╭─ EXCERPTED RECORDS

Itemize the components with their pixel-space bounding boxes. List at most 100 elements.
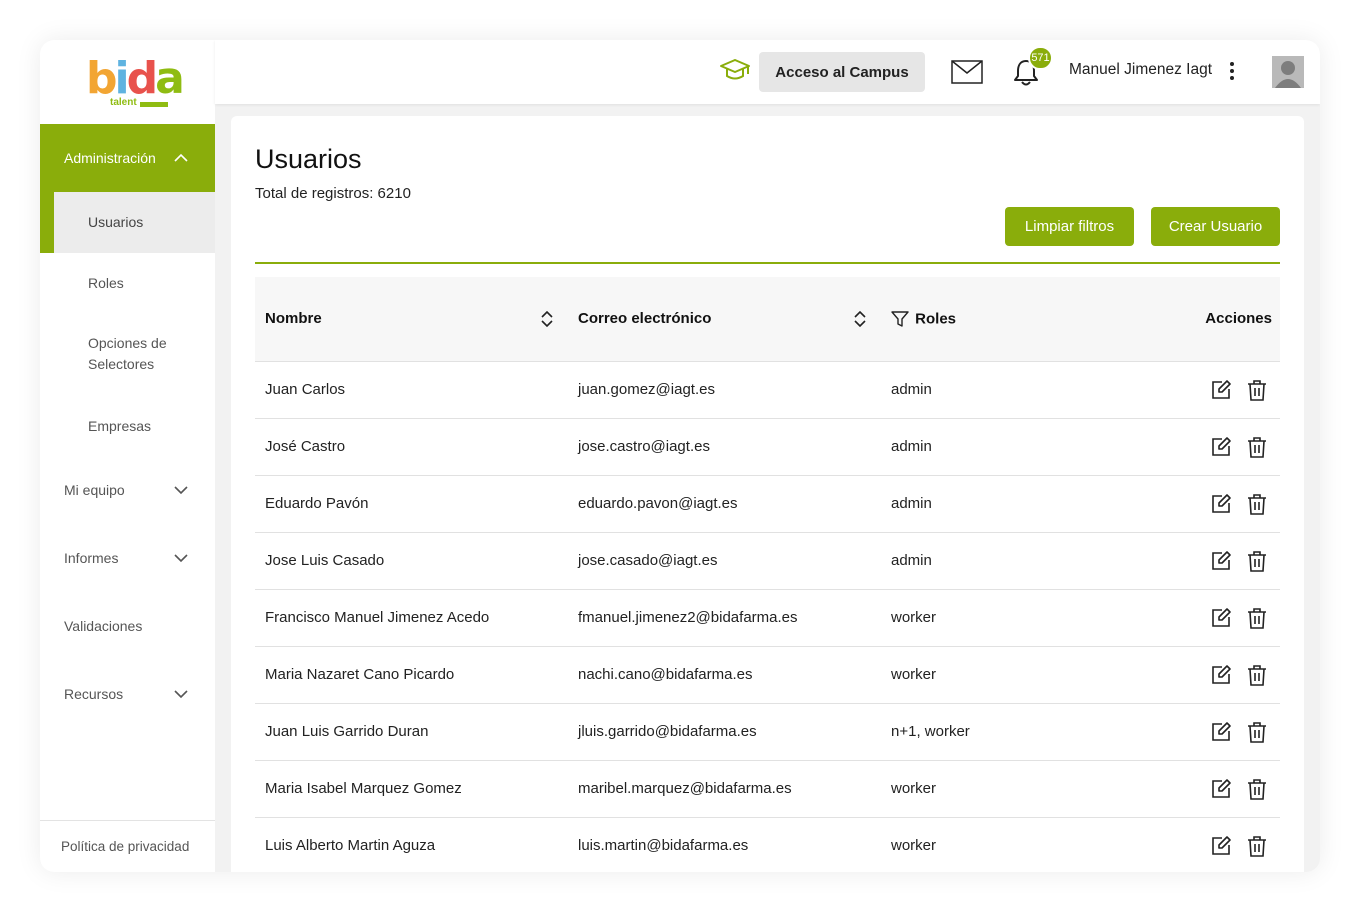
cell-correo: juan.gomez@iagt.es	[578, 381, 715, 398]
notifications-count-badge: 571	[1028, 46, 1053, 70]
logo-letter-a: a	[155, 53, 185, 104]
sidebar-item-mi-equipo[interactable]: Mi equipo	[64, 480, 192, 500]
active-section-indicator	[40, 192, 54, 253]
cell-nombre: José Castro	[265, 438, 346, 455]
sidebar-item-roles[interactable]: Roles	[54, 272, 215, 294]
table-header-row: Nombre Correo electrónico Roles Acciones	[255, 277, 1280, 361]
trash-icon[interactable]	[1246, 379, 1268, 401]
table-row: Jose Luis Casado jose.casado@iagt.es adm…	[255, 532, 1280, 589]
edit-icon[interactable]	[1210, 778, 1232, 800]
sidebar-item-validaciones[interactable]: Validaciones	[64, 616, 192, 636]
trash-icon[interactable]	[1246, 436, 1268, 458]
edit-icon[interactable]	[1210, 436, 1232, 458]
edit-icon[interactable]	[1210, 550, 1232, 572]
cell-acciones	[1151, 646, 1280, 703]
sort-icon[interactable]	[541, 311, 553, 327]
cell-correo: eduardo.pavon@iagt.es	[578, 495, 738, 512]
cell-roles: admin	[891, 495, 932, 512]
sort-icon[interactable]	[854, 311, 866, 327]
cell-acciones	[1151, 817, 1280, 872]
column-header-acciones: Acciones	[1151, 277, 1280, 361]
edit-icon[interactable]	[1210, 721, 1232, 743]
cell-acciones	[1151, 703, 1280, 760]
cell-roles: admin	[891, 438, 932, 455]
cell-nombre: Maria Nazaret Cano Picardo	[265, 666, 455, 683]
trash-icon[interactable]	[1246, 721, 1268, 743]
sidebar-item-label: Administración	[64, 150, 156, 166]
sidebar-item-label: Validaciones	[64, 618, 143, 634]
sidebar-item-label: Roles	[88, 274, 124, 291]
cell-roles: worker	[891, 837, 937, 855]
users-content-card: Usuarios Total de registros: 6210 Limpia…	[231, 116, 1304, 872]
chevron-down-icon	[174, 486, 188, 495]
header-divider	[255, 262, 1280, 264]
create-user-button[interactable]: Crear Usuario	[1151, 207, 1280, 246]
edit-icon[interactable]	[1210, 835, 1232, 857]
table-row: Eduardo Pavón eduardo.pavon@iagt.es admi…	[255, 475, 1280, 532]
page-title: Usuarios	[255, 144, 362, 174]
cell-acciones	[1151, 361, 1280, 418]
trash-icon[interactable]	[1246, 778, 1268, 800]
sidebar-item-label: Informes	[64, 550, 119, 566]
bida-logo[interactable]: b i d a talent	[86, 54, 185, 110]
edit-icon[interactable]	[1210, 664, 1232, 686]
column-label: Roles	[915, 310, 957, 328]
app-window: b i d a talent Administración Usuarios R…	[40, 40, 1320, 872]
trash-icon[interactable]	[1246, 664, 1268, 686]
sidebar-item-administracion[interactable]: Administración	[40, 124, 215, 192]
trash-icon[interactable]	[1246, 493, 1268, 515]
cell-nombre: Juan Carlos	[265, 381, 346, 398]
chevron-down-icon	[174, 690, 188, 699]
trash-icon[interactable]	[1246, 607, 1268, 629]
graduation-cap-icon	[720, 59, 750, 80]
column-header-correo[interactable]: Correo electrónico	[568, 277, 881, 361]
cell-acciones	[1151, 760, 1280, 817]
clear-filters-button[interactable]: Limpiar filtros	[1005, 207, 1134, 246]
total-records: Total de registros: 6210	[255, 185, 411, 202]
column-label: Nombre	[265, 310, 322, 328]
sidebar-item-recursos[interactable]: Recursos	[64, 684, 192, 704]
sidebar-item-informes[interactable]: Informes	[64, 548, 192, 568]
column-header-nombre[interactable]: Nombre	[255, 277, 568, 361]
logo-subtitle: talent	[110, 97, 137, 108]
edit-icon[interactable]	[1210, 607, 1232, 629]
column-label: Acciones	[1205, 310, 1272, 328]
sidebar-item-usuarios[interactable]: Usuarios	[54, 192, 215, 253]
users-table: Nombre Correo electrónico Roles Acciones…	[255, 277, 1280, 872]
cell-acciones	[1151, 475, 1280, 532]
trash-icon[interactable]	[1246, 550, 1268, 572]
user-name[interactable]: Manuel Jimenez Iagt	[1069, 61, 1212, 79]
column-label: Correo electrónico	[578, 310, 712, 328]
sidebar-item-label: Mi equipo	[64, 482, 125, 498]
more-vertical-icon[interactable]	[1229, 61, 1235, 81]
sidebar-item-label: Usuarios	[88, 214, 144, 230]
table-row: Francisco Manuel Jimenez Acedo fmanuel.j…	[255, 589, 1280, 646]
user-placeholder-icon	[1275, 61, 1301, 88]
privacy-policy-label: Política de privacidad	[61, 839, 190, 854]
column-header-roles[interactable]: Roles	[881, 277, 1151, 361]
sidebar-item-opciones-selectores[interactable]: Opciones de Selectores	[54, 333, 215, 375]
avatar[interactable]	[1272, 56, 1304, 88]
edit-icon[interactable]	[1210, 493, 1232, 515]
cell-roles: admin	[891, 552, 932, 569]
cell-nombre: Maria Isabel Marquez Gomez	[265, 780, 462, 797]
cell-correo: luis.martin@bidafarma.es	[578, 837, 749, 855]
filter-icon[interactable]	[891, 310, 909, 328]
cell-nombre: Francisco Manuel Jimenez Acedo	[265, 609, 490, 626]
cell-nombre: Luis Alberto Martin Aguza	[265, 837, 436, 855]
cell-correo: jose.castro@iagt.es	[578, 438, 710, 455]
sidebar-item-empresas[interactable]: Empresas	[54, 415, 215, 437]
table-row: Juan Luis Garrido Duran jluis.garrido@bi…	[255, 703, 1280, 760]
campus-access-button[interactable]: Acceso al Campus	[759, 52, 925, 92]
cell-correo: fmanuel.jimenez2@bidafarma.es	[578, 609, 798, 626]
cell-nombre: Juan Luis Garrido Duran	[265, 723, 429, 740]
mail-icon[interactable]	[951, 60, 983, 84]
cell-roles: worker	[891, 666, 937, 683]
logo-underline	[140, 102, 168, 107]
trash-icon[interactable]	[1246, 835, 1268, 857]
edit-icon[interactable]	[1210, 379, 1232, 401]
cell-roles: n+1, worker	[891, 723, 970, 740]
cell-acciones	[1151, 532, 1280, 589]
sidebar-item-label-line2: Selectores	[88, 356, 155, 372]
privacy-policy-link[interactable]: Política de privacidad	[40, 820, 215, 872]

╰─
╭─ EXCERPTED RECORDS

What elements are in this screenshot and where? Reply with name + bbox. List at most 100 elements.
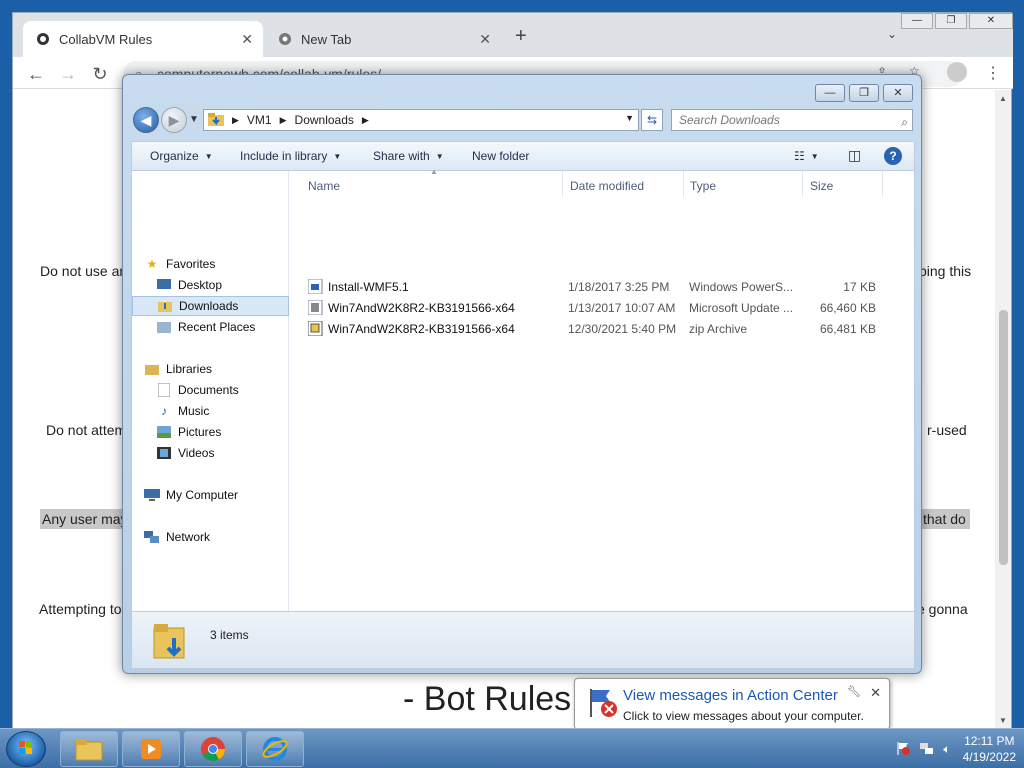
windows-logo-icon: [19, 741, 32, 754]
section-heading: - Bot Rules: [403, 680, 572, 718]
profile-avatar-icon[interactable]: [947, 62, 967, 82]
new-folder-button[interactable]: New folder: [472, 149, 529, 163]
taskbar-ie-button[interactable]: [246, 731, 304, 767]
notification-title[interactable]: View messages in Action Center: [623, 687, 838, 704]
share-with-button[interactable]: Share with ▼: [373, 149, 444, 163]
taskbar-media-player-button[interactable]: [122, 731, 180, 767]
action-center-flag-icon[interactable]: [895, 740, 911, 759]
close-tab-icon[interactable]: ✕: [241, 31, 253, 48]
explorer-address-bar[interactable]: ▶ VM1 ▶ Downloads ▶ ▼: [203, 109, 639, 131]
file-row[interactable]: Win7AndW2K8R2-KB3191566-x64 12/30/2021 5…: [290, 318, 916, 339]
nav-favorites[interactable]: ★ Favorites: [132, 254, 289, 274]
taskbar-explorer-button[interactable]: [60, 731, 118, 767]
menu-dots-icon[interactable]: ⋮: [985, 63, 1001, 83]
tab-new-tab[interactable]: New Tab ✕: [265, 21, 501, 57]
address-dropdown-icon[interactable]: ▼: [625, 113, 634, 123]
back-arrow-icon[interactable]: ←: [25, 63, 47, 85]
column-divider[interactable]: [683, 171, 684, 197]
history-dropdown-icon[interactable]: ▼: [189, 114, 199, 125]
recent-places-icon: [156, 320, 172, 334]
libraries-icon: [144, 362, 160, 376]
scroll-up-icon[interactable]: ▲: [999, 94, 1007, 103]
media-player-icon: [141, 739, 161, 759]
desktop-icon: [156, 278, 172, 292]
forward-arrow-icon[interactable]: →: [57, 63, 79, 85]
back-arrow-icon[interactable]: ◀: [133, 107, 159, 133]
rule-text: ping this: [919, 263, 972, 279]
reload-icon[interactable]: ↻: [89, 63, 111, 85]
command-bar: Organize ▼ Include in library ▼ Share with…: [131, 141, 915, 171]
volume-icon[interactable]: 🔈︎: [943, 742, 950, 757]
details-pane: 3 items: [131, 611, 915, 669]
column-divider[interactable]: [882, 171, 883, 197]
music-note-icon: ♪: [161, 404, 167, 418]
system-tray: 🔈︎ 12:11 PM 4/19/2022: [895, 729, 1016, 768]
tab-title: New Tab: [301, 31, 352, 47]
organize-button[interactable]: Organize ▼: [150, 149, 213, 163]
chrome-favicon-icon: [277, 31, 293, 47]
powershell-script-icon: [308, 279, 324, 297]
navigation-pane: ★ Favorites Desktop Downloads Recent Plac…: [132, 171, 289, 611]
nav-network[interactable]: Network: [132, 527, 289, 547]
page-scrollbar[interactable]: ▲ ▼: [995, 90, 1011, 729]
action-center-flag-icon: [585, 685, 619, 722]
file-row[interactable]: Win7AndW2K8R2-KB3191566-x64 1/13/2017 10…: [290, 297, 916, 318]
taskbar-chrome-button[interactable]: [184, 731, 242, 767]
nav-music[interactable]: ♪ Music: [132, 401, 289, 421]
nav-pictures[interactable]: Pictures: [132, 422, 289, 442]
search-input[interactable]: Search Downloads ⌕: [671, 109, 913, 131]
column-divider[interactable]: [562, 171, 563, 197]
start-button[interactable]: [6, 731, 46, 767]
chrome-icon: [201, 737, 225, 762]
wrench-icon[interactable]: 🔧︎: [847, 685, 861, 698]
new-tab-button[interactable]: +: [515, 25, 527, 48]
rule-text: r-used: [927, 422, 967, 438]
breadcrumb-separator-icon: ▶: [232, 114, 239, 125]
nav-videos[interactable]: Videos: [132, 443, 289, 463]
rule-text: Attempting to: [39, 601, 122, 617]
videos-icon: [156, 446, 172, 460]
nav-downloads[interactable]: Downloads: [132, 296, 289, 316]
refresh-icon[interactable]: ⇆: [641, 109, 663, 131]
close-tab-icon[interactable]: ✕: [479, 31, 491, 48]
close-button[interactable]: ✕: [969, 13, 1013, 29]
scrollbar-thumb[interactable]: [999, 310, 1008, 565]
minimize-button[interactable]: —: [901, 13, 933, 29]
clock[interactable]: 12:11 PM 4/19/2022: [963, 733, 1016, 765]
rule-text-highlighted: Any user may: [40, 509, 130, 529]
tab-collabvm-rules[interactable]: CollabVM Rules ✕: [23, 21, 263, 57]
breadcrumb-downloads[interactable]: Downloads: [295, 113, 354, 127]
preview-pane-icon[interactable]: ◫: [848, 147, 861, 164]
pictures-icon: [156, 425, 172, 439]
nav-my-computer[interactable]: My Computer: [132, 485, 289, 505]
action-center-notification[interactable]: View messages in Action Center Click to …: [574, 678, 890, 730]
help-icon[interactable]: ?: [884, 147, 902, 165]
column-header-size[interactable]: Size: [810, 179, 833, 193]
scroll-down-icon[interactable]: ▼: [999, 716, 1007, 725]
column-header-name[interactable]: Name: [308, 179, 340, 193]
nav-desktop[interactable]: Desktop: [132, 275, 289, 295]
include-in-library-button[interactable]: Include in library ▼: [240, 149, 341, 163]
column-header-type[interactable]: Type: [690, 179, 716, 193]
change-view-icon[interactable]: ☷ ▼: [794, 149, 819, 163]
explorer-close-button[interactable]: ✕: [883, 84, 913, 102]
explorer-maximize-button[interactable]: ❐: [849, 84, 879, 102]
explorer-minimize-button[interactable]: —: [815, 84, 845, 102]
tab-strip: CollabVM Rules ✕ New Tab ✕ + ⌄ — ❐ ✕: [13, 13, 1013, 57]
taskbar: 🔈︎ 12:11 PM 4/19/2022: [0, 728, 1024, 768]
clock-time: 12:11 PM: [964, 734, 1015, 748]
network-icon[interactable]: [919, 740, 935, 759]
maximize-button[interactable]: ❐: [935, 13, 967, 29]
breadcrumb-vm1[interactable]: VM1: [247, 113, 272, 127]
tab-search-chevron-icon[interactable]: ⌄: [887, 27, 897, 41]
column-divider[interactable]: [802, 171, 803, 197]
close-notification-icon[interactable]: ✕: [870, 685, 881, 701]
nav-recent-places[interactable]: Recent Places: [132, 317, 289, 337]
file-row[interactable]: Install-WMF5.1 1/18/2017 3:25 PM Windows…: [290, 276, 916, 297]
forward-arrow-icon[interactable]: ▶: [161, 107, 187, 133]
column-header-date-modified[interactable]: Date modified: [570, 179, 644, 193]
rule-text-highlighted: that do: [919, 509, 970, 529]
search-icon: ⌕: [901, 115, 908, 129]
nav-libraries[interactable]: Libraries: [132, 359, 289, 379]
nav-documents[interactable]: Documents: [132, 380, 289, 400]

╰─

Rewrite the records from the line containing "windows-logo-icon: [19, 741, 32, 754]" through the line containing "149, 529, 163]", swapping "icon" for "glyph" and changing nothing else.

* COMPLETED EXERCISE
windows-logo-glyph: [19, 741, 32, 754]
section-heading: - Bot Rules: [403, 680, 572, 718]
profile-avatar-glyph[interactable]: [947, 62, 967, 82]
new-folder-button[interactable]: New folder: [472, 149, 529, 163]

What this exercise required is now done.